**INFORMATION PROVIDED**:
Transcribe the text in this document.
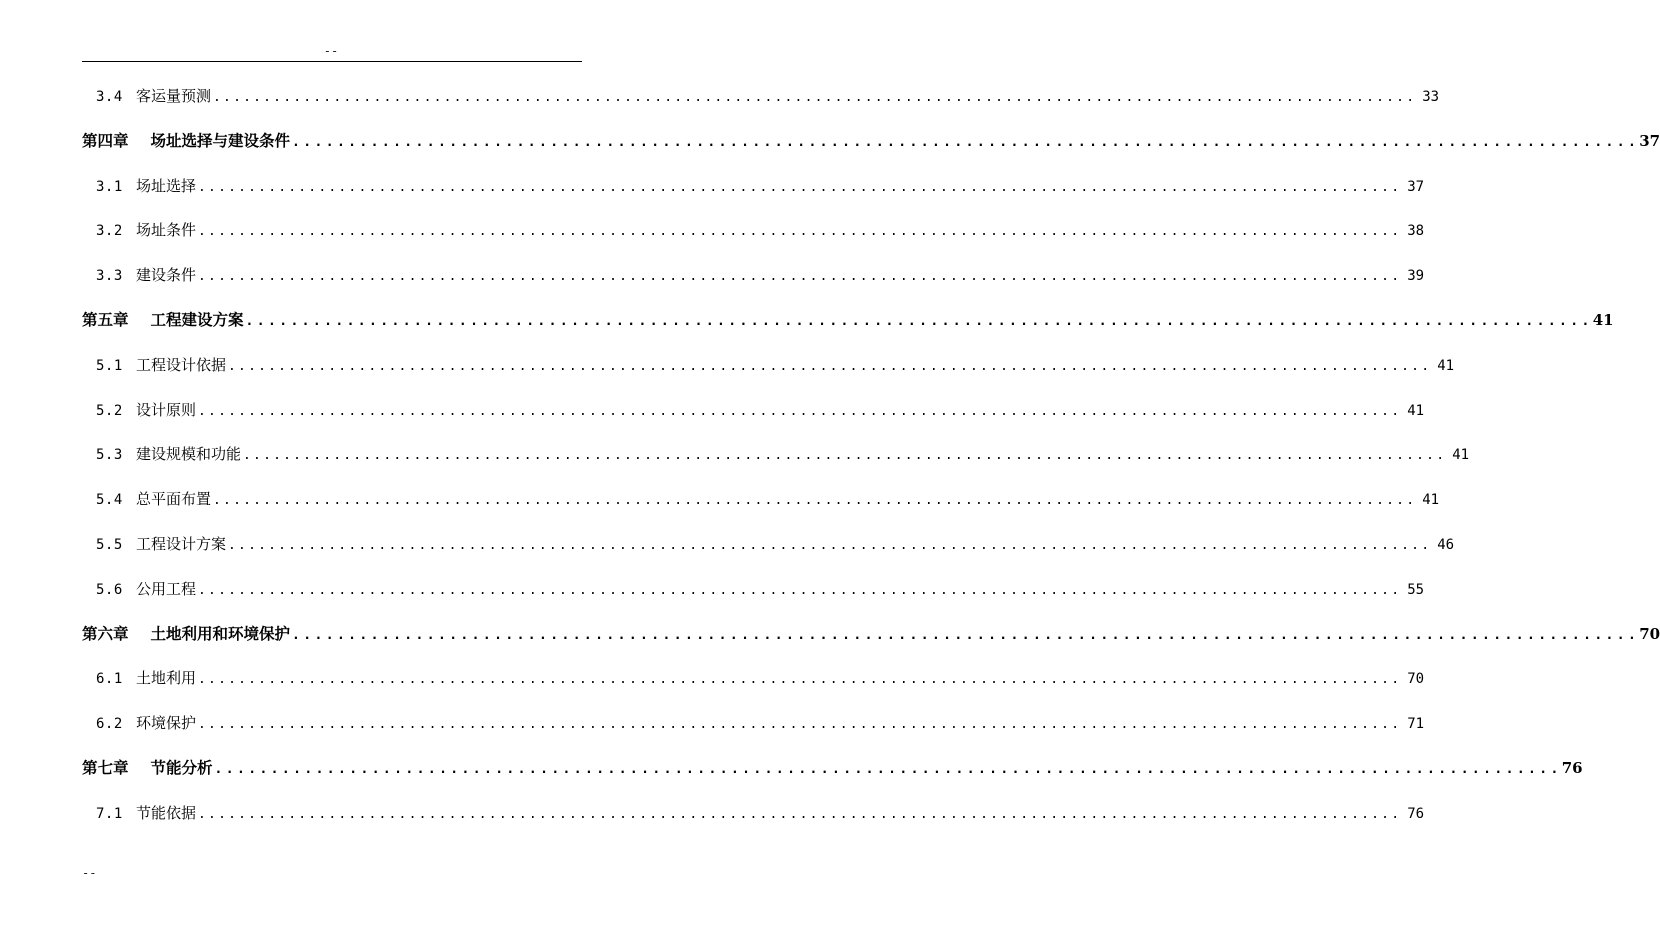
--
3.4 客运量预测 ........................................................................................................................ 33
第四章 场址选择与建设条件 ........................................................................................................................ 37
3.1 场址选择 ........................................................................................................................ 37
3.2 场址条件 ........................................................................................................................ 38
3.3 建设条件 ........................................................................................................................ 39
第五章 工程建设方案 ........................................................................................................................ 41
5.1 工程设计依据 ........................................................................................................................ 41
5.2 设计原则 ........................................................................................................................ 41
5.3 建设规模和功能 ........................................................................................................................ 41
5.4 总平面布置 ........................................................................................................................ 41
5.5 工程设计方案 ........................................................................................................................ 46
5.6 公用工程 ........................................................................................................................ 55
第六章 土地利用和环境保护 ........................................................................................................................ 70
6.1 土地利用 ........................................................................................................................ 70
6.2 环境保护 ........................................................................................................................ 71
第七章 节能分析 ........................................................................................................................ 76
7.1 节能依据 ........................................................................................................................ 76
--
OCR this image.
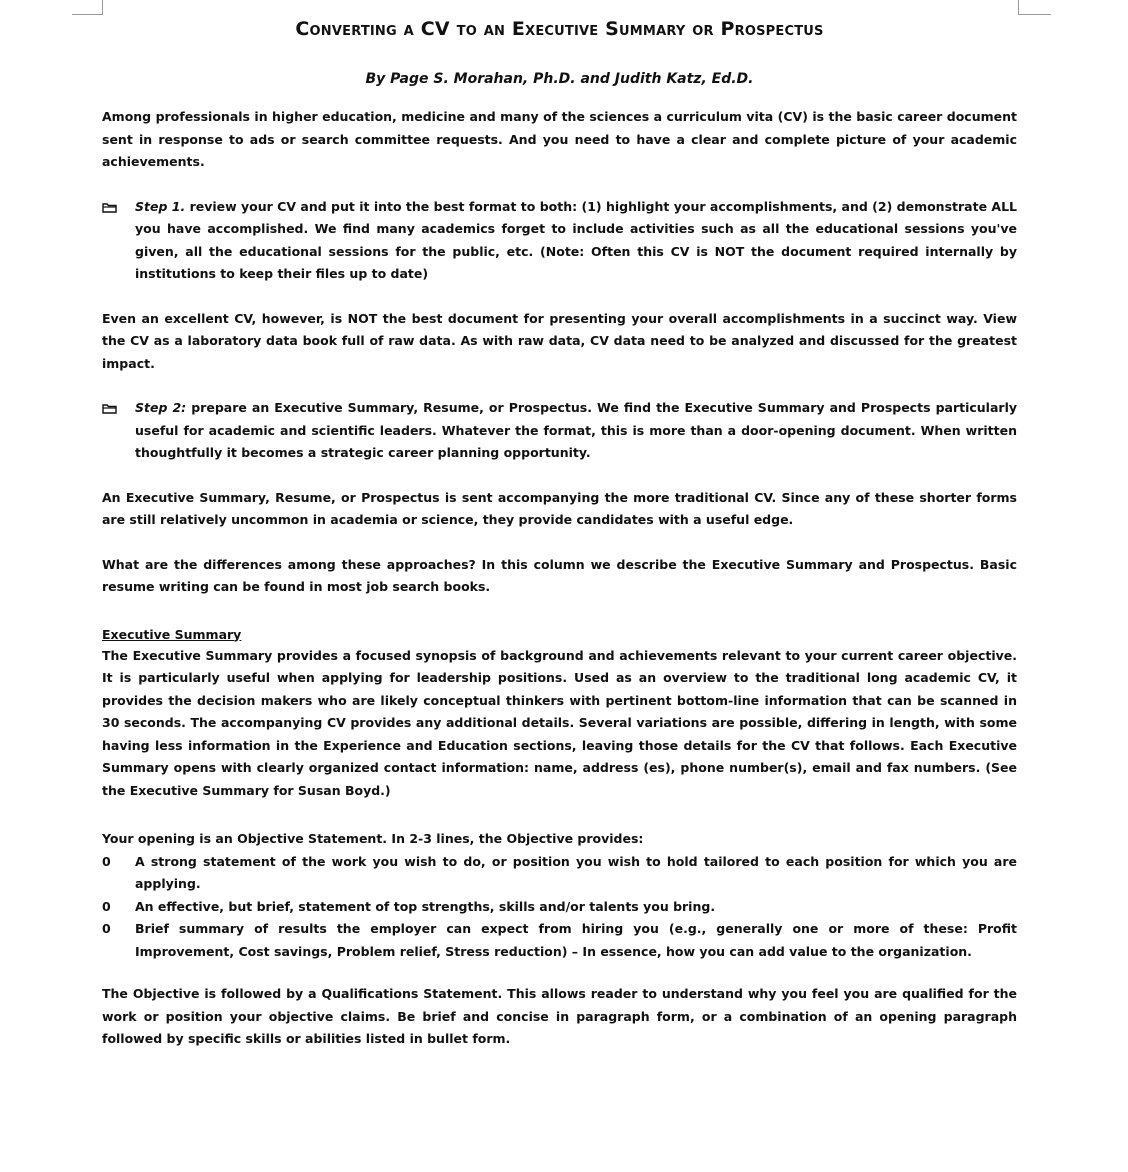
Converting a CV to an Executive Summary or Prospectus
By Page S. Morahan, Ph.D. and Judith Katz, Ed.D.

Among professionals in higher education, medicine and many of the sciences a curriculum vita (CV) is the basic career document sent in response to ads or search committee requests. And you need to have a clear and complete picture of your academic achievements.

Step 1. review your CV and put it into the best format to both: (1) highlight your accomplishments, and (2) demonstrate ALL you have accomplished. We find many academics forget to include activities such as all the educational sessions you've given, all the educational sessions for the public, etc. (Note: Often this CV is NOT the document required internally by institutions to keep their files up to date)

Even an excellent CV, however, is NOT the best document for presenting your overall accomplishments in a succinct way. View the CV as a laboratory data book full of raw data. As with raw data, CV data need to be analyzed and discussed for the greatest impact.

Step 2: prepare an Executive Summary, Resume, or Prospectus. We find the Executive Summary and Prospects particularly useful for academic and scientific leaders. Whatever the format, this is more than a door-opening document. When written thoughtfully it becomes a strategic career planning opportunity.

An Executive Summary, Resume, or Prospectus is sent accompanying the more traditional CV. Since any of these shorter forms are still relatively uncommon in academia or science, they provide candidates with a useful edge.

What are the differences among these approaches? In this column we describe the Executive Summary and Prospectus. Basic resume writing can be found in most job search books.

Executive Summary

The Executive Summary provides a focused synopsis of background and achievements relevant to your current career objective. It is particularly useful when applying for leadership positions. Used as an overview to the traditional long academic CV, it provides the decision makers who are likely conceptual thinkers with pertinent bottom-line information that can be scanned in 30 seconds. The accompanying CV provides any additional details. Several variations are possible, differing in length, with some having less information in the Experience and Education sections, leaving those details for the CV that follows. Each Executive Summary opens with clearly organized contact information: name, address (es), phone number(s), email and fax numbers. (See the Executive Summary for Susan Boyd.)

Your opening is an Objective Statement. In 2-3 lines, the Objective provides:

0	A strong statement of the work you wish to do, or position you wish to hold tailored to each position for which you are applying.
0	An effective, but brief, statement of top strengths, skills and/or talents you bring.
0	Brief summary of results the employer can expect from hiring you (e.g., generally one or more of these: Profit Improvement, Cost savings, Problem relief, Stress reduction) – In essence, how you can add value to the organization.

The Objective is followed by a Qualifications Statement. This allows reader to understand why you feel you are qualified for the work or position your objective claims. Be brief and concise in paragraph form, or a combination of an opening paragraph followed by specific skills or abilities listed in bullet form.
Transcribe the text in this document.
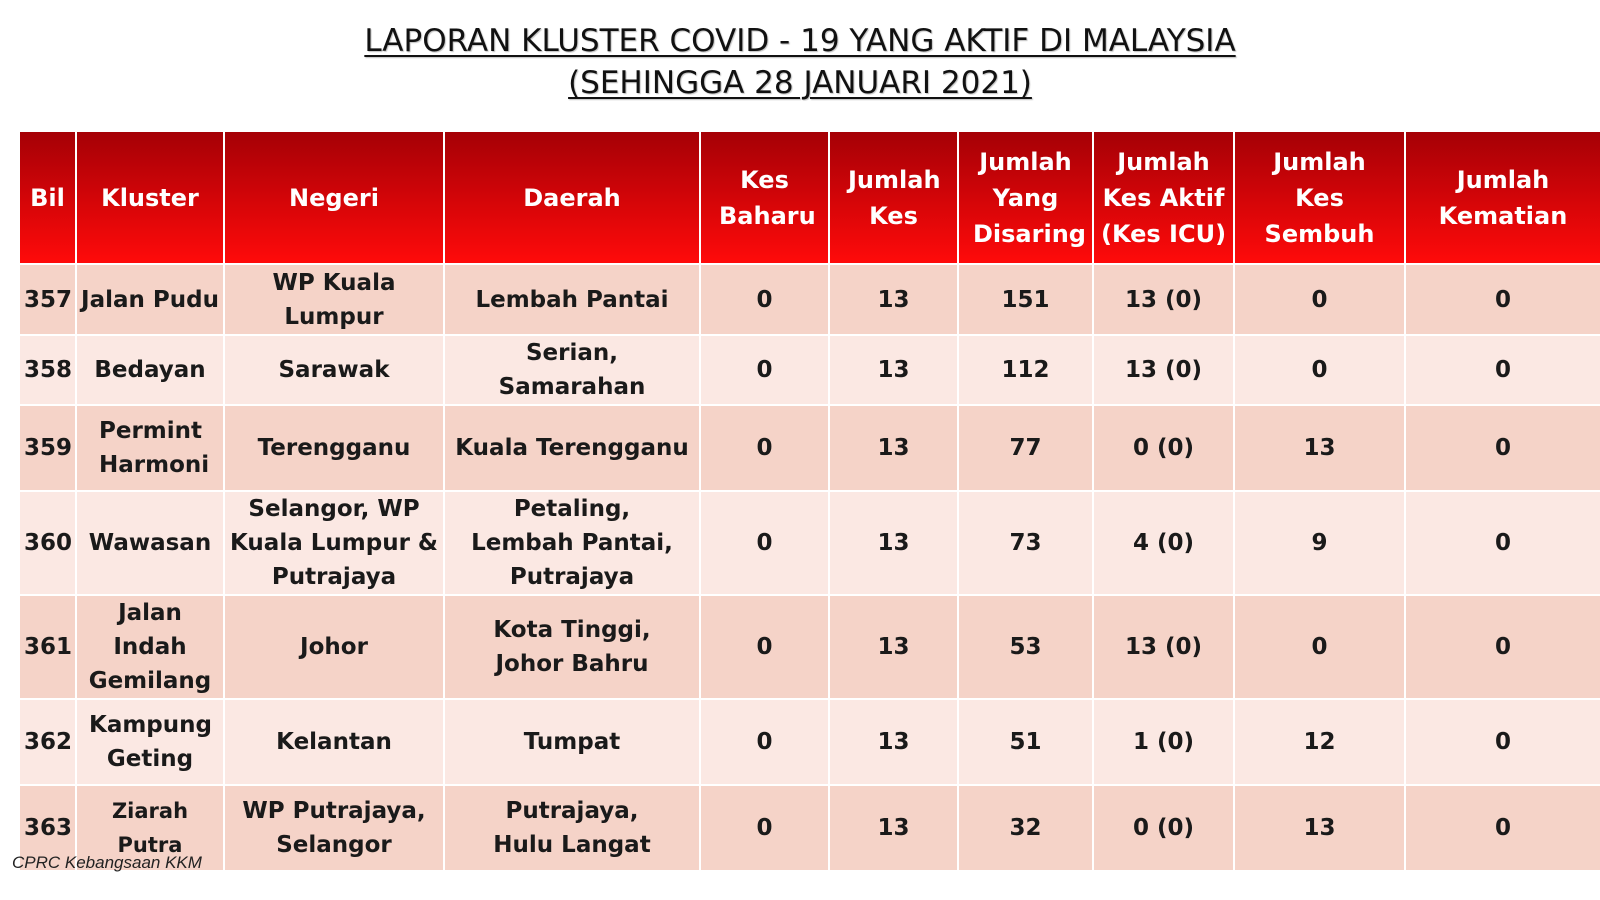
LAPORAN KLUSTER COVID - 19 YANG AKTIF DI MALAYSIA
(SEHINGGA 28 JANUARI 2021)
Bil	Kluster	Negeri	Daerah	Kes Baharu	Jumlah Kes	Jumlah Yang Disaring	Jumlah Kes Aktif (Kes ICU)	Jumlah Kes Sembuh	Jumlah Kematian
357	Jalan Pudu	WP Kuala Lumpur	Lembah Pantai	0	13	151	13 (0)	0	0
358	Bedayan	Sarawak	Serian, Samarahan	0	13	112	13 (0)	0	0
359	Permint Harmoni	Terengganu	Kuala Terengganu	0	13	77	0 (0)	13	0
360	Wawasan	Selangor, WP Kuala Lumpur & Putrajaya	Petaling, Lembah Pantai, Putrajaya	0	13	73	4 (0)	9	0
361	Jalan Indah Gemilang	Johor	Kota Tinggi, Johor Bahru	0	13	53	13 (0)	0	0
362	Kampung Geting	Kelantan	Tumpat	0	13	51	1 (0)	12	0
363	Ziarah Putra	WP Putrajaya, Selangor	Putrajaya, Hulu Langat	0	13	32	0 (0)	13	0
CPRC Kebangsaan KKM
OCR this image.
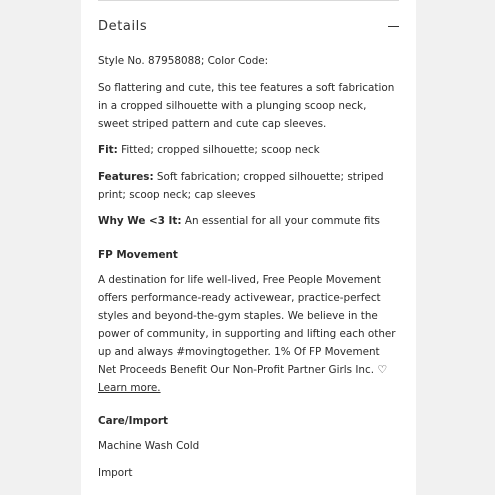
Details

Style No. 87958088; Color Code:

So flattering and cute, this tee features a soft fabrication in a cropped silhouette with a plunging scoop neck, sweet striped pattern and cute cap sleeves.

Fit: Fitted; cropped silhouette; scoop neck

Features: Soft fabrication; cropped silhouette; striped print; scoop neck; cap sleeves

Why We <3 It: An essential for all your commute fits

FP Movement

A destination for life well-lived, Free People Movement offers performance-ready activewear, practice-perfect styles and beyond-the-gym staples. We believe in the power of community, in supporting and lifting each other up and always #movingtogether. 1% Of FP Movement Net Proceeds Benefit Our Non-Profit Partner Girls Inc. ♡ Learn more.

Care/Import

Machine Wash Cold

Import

**TO DO**: Select the lines in this material that hold the word "opening", leaving none out.

**EXERCISE ANSWER**:
Step 2: prepare an Executive Summary, Resume, or Prospectus. We find the Executive Summary and Prospects particularly useful for academic and scientific leaders. Whatever the format, this is more than a door-opening document. When written thoughtfully it becomes a strategic career planning opportunity.
Your opening is an Objective Statement. In 2-3 lines, the Objective provides:
The Objective is followed by a Qualifications Statement. This allows reader to understand why you feel you are qualified for the work or position your objective claims. Be brief and concise in paragraph form, or a combination of an opening paragraph followed by specific skills or abilities listed in bullet form.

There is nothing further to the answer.